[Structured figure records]
[START]
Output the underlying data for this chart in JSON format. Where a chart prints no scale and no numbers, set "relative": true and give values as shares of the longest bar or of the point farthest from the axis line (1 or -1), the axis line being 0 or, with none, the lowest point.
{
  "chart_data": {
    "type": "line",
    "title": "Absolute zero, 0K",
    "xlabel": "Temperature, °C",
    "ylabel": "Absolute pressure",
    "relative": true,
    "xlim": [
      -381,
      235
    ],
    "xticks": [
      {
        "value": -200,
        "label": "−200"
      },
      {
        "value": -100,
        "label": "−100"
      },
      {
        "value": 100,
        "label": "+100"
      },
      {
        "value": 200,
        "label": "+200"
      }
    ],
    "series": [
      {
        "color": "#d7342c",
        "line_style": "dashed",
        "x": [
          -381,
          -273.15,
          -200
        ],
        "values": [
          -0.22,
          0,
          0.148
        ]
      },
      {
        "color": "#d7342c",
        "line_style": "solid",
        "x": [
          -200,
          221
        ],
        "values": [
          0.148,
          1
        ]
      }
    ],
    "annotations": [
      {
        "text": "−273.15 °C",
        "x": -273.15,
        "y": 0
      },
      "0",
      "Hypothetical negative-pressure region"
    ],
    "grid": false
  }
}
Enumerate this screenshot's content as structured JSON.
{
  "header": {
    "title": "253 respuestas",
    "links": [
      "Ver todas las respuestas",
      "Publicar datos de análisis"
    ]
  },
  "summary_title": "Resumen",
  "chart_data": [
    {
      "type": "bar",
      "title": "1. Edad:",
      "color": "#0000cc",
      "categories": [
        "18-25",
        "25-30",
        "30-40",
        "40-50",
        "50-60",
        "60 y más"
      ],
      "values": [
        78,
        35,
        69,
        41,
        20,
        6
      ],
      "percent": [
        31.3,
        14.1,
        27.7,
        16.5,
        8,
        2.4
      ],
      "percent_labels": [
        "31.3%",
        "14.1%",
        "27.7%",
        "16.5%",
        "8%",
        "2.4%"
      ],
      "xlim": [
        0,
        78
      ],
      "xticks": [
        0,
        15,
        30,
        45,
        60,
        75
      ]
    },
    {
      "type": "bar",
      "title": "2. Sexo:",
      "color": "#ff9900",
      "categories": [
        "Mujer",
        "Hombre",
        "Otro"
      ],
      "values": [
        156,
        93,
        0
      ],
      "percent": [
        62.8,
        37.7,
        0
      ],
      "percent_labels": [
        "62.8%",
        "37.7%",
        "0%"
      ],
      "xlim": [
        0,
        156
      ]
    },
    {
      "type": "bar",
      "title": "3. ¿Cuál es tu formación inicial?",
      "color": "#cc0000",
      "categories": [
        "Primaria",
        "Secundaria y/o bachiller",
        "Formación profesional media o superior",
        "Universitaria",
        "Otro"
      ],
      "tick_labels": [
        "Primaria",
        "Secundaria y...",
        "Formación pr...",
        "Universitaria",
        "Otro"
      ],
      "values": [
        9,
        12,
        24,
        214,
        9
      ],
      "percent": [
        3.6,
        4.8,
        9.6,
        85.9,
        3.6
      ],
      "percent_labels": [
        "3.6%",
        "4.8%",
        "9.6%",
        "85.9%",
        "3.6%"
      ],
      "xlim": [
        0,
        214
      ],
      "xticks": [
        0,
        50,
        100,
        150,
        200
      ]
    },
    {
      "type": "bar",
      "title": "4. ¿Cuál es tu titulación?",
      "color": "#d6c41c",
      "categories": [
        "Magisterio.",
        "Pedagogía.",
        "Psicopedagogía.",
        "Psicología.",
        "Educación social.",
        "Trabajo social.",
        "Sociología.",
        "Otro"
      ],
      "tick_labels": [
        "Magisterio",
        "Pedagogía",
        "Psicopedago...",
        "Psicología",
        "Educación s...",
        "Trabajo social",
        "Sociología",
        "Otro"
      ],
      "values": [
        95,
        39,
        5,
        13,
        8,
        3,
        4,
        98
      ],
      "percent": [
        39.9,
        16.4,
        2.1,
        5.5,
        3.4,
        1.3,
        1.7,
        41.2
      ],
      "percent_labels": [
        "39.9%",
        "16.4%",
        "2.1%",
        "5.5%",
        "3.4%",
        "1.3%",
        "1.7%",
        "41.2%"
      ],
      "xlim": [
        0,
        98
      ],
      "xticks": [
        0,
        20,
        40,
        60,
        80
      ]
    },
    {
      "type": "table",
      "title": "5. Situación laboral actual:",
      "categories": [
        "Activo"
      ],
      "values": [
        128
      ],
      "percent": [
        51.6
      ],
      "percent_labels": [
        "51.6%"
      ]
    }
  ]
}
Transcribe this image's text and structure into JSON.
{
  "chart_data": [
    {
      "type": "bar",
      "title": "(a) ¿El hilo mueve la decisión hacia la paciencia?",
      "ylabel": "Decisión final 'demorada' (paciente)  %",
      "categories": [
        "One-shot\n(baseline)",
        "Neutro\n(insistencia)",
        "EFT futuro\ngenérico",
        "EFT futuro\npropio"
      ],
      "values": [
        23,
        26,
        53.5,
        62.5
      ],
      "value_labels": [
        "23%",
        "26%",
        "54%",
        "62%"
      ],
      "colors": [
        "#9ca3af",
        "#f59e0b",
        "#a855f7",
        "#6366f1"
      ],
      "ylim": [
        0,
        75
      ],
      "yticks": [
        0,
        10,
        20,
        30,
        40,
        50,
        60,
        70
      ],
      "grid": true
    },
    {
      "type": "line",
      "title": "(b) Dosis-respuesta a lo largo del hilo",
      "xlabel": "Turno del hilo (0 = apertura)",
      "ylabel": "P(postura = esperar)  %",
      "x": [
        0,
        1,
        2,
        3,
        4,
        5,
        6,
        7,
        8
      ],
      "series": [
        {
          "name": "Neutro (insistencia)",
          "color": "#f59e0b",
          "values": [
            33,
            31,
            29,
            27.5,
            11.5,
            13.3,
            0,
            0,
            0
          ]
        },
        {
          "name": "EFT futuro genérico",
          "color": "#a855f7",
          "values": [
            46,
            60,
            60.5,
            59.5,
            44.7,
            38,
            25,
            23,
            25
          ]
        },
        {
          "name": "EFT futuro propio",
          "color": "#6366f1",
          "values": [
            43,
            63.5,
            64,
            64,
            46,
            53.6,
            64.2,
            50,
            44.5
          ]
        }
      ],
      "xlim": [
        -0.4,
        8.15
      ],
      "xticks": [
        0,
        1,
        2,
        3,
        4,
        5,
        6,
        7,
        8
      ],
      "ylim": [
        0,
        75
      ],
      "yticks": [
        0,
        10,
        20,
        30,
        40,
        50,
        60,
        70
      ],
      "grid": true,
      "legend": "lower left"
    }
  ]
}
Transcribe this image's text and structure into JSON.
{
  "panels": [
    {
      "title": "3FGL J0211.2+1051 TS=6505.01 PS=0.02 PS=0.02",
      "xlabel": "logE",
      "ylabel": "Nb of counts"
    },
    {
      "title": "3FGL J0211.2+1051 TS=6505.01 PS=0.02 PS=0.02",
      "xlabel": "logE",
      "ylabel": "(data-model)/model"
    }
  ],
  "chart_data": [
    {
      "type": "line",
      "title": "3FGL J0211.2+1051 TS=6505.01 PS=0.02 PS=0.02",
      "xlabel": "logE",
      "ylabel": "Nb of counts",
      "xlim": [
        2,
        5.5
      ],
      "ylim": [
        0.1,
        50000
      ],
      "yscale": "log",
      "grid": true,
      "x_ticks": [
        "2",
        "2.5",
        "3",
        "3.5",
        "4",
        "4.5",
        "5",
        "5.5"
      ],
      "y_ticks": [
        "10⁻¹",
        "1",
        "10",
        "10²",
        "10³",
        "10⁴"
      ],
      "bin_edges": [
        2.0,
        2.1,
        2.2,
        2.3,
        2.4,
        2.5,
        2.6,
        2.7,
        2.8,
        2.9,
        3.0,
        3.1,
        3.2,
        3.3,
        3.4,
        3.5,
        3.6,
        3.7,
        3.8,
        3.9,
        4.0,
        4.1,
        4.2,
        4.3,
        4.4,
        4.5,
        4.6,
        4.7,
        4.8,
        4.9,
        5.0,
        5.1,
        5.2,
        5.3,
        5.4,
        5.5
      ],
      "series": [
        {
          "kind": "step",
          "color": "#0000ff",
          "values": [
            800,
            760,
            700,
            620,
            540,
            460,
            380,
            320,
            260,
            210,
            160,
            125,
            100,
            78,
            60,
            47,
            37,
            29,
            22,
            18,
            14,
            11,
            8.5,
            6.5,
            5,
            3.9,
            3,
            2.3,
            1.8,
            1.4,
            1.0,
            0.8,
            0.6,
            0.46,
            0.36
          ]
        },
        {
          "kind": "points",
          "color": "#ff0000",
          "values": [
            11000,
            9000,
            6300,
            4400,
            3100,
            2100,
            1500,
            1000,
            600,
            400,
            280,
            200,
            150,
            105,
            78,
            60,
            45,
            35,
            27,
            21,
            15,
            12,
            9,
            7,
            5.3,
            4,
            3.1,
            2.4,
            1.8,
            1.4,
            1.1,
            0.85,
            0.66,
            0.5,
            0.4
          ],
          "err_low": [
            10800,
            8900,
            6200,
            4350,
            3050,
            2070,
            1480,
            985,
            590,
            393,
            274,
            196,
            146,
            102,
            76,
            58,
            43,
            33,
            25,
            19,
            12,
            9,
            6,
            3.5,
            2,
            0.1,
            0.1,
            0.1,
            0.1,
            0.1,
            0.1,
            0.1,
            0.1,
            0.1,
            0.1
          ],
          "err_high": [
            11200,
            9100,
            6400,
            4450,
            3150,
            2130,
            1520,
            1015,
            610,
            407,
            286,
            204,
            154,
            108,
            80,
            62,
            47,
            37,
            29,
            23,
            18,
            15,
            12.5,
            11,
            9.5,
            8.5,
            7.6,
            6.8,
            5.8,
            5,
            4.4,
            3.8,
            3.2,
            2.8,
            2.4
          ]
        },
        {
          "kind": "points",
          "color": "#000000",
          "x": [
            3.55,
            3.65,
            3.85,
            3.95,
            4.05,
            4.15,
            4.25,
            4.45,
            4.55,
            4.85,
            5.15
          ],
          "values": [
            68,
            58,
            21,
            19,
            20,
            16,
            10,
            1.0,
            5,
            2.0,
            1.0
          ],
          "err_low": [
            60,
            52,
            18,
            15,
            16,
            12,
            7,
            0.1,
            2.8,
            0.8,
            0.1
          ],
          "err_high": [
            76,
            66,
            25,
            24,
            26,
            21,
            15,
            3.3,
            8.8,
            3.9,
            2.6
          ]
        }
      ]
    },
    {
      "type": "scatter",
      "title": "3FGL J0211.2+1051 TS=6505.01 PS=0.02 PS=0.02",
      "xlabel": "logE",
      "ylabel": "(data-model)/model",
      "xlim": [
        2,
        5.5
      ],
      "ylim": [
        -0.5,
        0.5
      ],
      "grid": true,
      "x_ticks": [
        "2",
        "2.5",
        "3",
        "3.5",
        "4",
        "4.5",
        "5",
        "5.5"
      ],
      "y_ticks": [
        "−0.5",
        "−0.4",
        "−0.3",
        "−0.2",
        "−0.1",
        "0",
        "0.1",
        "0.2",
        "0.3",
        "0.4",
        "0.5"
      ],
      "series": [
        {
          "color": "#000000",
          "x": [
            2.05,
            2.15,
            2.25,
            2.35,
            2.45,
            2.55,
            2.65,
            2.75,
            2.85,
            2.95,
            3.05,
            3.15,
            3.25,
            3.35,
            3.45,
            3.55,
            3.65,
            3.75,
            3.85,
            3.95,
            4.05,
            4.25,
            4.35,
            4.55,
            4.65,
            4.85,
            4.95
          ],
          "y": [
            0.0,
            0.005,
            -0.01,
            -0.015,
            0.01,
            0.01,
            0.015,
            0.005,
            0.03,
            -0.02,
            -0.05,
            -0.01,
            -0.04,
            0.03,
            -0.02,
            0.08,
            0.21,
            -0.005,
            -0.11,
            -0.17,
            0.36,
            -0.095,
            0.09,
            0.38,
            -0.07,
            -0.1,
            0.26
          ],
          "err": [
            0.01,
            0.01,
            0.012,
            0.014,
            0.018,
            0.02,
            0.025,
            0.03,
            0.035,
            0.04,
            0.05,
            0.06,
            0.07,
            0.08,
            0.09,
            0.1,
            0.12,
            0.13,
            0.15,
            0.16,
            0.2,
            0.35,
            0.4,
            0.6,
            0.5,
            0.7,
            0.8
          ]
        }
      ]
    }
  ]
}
[END]
> Task instructions
Look through the entries and return every line where "Absolute" appears.

> Written answer
    "title": "Absolute zero, 0K",
    "ylabel": "Absolute pressure",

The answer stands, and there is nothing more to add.